[Data records]
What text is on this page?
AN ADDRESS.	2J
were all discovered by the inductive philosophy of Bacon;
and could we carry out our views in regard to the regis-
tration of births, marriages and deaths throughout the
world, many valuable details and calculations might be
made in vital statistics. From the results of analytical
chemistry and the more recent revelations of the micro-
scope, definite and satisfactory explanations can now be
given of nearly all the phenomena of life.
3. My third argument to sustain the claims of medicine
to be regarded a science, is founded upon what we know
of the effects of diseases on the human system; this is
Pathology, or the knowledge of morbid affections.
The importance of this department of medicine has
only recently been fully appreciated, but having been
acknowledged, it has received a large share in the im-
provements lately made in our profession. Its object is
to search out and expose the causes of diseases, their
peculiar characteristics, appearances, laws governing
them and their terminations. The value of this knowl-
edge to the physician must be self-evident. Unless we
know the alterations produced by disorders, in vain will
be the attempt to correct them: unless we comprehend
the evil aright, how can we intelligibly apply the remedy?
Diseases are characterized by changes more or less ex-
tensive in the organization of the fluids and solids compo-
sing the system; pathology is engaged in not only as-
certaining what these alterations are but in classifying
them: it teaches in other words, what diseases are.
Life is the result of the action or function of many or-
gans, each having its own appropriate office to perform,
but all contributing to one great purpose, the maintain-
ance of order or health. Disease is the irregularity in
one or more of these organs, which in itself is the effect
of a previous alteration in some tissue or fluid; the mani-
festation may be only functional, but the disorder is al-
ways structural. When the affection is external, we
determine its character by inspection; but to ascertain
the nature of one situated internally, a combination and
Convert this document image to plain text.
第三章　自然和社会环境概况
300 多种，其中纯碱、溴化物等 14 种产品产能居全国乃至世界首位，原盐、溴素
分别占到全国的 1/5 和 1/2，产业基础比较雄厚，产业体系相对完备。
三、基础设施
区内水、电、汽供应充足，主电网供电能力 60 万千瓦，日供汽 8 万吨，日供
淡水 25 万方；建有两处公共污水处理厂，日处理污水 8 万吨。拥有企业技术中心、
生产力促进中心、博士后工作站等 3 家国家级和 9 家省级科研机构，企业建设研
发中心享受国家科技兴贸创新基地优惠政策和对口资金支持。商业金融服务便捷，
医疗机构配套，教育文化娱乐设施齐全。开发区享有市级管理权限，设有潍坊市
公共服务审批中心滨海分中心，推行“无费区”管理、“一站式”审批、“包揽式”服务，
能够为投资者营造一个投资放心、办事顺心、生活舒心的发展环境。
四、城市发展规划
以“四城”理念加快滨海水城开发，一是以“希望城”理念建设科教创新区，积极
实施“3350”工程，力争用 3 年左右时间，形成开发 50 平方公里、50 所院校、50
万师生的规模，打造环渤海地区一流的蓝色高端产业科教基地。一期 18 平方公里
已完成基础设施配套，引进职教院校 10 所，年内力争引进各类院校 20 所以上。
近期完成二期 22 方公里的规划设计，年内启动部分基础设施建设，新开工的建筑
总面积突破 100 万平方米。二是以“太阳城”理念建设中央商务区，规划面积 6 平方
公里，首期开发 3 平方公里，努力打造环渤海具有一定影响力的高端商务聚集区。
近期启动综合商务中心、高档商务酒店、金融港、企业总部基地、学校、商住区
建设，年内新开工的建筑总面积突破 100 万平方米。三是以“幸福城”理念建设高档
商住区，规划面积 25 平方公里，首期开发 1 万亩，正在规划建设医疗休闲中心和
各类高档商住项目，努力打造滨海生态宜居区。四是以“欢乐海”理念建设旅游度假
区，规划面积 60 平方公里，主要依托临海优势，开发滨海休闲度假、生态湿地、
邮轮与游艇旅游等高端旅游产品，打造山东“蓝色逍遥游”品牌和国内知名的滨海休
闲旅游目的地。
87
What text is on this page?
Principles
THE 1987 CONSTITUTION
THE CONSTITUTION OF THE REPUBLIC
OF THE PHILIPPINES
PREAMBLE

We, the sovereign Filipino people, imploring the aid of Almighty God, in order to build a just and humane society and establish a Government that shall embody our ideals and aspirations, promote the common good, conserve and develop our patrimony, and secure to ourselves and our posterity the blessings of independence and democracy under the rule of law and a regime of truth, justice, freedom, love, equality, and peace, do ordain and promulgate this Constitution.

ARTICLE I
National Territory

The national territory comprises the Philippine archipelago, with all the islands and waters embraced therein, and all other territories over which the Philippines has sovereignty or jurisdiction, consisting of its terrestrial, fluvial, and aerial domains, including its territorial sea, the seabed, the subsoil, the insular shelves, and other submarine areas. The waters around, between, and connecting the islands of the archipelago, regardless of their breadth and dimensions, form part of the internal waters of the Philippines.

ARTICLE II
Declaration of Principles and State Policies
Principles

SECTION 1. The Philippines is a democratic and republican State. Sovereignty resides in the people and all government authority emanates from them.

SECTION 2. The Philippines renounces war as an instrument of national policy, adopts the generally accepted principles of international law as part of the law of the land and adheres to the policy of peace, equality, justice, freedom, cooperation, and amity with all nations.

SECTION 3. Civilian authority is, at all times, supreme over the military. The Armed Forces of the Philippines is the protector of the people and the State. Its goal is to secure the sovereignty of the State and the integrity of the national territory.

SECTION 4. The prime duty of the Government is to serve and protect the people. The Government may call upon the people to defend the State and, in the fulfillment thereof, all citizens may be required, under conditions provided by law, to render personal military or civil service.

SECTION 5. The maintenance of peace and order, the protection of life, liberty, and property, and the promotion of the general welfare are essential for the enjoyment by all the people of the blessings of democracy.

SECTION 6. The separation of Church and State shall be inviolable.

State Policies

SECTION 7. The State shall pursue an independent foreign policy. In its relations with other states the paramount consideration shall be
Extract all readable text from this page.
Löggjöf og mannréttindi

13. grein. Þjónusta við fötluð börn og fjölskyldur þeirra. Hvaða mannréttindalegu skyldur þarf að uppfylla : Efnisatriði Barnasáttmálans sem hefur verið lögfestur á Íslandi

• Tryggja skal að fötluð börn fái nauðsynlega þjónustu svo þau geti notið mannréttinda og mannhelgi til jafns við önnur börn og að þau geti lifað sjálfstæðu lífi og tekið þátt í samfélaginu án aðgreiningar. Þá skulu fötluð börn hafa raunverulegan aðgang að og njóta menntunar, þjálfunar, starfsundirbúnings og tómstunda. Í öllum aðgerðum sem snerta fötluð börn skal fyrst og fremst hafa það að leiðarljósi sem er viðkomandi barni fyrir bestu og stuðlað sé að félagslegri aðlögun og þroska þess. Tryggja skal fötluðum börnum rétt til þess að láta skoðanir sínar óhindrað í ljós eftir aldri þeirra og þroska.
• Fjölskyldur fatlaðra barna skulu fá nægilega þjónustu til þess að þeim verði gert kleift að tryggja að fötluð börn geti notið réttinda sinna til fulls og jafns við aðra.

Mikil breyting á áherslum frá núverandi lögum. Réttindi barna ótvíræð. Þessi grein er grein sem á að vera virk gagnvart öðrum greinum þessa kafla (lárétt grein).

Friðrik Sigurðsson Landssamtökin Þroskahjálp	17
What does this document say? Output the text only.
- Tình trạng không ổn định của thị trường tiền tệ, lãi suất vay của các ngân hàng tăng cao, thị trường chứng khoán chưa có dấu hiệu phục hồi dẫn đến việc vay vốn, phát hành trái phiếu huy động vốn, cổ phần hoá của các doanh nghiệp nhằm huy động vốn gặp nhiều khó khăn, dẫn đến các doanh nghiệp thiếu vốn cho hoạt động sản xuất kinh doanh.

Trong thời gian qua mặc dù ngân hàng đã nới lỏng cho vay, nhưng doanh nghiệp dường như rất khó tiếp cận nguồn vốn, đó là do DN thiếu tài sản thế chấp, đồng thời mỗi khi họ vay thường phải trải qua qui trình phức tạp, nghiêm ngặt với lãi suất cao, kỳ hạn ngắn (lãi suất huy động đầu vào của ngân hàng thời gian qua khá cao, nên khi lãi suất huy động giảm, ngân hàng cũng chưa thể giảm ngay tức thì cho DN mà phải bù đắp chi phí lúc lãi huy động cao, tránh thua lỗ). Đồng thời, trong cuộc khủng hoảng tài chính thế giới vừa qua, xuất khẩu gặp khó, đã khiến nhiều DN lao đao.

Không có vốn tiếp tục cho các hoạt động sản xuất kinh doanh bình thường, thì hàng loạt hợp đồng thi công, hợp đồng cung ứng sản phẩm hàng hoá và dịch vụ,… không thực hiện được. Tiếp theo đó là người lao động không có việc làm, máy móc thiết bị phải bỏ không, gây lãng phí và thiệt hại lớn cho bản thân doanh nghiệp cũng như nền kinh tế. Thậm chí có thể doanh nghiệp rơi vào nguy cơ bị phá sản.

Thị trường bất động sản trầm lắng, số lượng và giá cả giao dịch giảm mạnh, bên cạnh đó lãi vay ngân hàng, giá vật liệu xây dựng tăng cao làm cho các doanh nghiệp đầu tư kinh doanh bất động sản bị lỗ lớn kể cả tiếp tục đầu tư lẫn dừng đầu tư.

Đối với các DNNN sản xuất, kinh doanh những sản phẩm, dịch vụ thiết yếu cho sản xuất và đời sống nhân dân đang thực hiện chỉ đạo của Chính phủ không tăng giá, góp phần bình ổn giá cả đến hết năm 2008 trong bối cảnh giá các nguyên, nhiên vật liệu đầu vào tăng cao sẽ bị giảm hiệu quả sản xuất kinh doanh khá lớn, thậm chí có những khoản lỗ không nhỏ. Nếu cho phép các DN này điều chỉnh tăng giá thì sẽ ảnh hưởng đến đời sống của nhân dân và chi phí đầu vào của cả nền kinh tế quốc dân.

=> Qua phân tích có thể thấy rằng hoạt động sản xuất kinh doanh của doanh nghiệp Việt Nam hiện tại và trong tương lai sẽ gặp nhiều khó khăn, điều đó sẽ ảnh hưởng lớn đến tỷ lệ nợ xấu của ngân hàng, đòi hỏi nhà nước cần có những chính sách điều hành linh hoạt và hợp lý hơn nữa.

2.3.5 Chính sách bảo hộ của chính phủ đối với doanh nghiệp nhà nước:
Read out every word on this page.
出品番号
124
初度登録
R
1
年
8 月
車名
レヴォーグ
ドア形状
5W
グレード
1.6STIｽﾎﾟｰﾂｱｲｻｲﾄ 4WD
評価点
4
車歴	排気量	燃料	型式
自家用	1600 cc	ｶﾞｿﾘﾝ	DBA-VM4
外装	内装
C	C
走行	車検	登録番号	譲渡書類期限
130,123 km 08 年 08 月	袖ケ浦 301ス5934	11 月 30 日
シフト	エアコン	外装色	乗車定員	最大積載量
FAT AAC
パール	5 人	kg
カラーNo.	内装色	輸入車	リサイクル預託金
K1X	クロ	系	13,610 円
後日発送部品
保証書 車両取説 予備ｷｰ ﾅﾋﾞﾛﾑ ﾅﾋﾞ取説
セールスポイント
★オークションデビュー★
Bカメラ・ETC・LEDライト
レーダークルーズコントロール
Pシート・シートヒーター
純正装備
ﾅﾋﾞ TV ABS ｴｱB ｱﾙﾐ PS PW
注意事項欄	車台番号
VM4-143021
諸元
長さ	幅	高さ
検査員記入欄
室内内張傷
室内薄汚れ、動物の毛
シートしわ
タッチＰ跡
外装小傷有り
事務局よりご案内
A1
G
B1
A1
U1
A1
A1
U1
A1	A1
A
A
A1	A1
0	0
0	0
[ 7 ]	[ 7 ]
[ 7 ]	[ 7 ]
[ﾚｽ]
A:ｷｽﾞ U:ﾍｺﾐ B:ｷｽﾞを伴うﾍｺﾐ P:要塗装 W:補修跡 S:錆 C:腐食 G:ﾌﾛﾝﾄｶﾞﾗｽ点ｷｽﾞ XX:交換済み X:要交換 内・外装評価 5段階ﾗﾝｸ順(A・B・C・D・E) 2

> WHAT NEEDS TO BE DONE
Say how many lines above hold the word "规划面积", giving only the count.

> SOLVED EXERCISE
3